Problem requirements: Output the full material exactly as it appears here.

Some records:
================================
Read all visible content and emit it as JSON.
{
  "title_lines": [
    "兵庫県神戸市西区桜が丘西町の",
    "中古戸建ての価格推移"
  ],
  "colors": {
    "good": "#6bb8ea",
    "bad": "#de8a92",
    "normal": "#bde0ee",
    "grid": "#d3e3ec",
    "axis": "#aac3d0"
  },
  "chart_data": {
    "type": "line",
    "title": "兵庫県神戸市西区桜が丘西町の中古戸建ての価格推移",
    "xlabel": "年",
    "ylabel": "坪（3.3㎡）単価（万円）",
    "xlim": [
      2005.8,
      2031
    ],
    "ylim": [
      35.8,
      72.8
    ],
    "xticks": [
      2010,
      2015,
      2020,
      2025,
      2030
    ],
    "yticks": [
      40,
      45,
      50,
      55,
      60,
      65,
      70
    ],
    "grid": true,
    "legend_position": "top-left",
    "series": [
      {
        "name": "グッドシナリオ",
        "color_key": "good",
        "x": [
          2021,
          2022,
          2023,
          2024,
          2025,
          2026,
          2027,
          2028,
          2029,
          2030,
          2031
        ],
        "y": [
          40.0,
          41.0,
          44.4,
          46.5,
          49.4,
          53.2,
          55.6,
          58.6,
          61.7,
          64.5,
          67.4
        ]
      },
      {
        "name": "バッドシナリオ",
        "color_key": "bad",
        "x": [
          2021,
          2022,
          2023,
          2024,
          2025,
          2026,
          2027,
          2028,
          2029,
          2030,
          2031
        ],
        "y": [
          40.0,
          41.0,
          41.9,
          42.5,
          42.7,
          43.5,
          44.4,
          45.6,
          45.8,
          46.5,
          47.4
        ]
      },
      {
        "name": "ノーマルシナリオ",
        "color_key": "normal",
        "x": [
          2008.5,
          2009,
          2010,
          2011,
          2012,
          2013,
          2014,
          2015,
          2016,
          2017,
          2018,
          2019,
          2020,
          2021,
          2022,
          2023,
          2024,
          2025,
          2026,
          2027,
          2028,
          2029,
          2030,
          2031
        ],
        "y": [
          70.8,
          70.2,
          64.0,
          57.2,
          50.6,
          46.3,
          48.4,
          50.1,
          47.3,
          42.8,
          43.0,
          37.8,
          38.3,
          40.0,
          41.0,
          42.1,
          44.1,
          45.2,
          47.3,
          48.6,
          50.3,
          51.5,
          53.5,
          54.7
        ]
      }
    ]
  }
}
================================
Problem solution:
Read all visible content and emit it as JSON.
{
  "title_lines": [
    "兵庫県神戸市西区桜が丘西町の",
    "中古戸建ての価格推移"
  ],
  "colors": {
    "good": "#6bb8ea",
    "bad": "#de8a92",
    "normal": "#bde0ee",
    "grid": "#d3e3ec",
    "axis": "#aac3d0"
  },
  "chart_data": {
    "type": "line",
    "title": "兵庫県神戸市西区桜が丘西町の中古戸建ての価格推移",
    "xlabel": "年",
    "ylabel": "坪（3.3㎡）単価（万円）",
    "xlim": [
      2005.8,
      2031
    ],
    "ylim": [
      35.8,
      72.8
    ],
    "xticks": [
      2010,
      2015,
      2020,
      2025,
      2030
    ],
    "yticks": [
      40,
      45,
      50,
      55,
      60,
      65,
      70
    ],
    "grid": true,
    "legend_position": "top-left",
    "series": [
      {
        "name": "グッドシナリオ",
        "color_key": "good",
        "x": [
          2021,
          2022,
          2023,
          2024,
          2025,
          2026,
          2027,
          2028,
          2029,
          2030,
          2031
        ],
        "y": [
          40.0,
          41.0,
          44.4,
          46.5,
          49.4,
          53.2,
          55.6,
          58.6,
          61.7,
          64.5,
          67.4
        ]
      },
      {
        "name": "バッドシナリオ",
        "color_key": "bad",
        "x": [
          2021,
          2022,
          2023,
          2024,
          2025,
          2026,
          2027,
          2028,
          2029,
          2030,
          2031
        ],
        "y": [
          40.0,
          41.0,
          41.9,
          42.5,
          42.7,
          43.5,
          44.4,
          45.6,
          45.8,
          46.5,
          47.4
        ]
      },
      {
        "name": "ノーマルシナリオ",
        "color_key": "normal",
        "x": [
          2008.5,
          2009,
          2010,
          2011,
          2012,
          2013,
          2014,
          2015,
          2016,
          2017,
          2018,
          2019,
          2020,
          2021,
          2022,
          2023,
          2024,
          2025,
          2026,
          2027,
          2028,
          2029,
          2030,
          2031
        ],
        "y": [
          70.8,
          70.2,
          64.0,
          57.2,
          50.6,
          46.3,
          48.4,
          50.1,
          47.3,
          42.8,
          43.0,
          37.8,
          38.3,
          40.0,
          41.0,
          42.1,
          44.1,
          45.2,
          47.3,
          48.6,
          50.3,
          51.5,
          53.5,
          54.7
        ]
      }
    ]
  }
}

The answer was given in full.